Problem ->
Go through the data below and gather each line containing "JSON".
──────── Records for processing
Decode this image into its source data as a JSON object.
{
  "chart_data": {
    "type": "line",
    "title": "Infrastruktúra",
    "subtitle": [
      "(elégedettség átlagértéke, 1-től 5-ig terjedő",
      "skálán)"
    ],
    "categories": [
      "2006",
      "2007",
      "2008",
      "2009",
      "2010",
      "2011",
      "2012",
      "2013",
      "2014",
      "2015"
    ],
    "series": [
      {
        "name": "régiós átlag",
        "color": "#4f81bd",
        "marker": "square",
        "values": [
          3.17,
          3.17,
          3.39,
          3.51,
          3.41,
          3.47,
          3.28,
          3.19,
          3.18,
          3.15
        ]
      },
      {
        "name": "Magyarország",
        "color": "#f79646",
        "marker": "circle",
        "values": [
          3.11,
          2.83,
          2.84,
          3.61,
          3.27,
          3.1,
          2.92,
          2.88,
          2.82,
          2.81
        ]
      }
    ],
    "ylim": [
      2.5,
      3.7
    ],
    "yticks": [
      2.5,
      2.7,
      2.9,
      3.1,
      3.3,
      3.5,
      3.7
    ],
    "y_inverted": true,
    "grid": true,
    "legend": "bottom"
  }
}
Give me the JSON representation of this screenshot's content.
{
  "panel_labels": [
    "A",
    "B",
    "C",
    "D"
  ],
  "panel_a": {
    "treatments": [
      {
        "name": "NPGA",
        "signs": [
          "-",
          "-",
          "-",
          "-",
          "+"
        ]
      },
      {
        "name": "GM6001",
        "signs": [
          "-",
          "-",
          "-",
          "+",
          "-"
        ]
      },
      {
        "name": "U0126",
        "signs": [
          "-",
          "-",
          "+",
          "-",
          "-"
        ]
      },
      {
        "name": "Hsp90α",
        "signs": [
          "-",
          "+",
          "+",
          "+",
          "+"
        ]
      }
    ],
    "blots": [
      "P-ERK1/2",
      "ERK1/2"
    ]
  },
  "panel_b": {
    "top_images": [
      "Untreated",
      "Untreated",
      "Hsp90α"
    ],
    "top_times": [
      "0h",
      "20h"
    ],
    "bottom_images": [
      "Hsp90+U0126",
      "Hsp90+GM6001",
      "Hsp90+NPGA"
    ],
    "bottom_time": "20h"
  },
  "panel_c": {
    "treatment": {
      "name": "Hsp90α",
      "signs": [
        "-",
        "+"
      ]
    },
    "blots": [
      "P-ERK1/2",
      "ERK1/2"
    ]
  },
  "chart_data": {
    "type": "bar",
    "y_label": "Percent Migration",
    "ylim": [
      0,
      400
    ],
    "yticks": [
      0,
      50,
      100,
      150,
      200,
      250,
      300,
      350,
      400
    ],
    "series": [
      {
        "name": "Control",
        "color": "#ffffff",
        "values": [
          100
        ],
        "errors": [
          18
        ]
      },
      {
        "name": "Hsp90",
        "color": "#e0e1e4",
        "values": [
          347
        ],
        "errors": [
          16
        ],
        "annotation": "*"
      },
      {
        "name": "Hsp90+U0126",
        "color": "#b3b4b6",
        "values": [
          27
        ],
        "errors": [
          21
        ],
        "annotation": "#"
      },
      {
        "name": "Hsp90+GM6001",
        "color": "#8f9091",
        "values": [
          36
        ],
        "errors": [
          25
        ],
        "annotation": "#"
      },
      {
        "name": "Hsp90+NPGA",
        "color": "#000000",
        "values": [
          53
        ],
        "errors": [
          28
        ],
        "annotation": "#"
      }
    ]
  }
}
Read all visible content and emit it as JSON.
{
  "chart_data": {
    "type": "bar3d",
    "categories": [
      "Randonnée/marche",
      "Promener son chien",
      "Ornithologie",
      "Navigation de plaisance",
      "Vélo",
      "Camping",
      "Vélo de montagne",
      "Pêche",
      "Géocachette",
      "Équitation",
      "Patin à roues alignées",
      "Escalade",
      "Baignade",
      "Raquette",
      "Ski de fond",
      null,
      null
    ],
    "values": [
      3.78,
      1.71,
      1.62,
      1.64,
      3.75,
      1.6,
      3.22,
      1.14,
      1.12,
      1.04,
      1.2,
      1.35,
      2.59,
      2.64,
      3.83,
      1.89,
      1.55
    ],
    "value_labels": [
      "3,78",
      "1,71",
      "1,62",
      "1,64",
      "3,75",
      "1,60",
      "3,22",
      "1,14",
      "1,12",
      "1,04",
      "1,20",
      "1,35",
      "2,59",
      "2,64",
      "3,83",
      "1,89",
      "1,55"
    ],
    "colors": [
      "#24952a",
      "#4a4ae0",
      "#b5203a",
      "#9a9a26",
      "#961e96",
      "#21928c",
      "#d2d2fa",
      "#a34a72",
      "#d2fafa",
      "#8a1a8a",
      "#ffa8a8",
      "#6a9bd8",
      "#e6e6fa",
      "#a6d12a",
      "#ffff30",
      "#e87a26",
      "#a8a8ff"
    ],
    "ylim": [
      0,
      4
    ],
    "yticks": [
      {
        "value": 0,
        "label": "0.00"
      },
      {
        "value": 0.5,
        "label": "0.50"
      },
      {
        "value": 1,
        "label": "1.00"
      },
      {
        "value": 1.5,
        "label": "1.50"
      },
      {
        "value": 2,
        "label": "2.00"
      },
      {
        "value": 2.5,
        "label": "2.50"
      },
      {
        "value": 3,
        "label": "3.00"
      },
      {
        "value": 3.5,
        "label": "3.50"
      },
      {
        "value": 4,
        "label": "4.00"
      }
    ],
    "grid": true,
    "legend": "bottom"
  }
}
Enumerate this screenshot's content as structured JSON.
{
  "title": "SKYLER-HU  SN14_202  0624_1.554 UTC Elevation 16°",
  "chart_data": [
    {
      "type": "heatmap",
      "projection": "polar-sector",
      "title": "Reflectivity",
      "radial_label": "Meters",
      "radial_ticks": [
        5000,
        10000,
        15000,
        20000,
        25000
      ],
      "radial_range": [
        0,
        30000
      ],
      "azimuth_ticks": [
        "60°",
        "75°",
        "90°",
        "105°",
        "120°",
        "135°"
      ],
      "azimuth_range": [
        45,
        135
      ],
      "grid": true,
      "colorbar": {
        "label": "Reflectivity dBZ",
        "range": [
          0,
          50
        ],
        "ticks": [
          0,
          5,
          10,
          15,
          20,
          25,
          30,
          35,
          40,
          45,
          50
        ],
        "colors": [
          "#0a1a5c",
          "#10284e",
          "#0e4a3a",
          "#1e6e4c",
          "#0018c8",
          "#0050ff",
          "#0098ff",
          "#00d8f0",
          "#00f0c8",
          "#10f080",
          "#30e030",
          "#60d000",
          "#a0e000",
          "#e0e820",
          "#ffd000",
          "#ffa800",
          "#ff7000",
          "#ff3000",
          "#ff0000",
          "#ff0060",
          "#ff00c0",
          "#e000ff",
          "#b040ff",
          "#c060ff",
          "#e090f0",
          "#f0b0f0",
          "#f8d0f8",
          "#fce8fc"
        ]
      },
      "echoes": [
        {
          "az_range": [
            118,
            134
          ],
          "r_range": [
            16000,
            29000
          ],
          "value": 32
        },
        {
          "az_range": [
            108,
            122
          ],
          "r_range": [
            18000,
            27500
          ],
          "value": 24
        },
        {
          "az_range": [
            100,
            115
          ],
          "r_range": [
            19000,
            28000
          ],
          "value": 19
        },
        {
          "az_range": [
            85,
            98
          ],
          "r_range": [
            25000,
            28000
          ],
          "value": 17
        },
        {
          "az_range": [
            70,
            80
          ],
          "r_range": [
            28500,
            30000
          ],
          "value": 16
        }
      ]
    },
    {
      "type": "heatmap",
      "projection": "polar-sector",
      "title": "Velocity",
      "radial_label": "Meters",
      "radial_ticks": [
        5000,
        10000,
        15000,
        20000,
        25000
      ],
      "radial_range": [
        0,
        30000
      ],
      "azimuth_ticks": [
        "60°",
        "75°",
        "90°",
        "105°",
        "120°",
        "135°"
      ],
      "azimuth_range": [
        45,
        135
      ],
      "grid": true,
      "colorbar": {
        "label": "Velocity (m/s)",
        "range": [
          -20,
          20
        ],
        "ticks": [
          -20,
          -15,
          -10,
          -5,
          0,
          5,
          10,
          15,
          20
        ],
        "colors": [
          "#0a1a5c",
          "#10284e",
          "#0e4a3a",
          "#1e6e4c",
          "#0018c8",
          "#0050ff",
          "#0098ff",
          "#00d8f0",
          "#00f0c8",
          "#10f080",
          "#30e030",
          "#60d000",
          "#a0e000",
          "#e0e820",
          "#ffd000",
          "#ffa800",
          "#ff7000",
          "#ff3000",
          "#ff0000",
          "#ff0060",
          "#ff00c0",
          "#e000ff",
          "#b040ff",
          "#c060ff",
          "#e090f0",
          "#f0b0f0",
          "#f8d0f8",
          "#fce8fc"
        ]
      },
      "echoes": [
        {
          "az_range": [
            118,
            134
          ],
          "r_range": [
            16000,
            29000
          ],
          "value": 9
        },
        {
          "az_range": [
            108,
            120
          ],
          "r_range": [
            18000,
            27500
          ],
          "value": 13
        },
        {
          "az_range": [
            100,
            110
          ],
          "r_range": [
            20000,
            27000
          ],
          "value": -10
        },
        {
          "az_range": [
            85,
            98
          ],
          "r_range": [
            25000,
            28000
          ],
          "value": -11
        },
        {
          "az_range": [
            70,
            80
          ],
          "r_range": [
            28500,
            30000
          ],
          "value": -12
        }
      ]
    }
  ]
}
────────────────
Response for this exercise ->
Decode this image into its source data as a JSON object.
Give me the JSON representation of this screenshot's content.
Read all visible content and emit it as JSON.
Enumerate this screenshot's content as structured JSON.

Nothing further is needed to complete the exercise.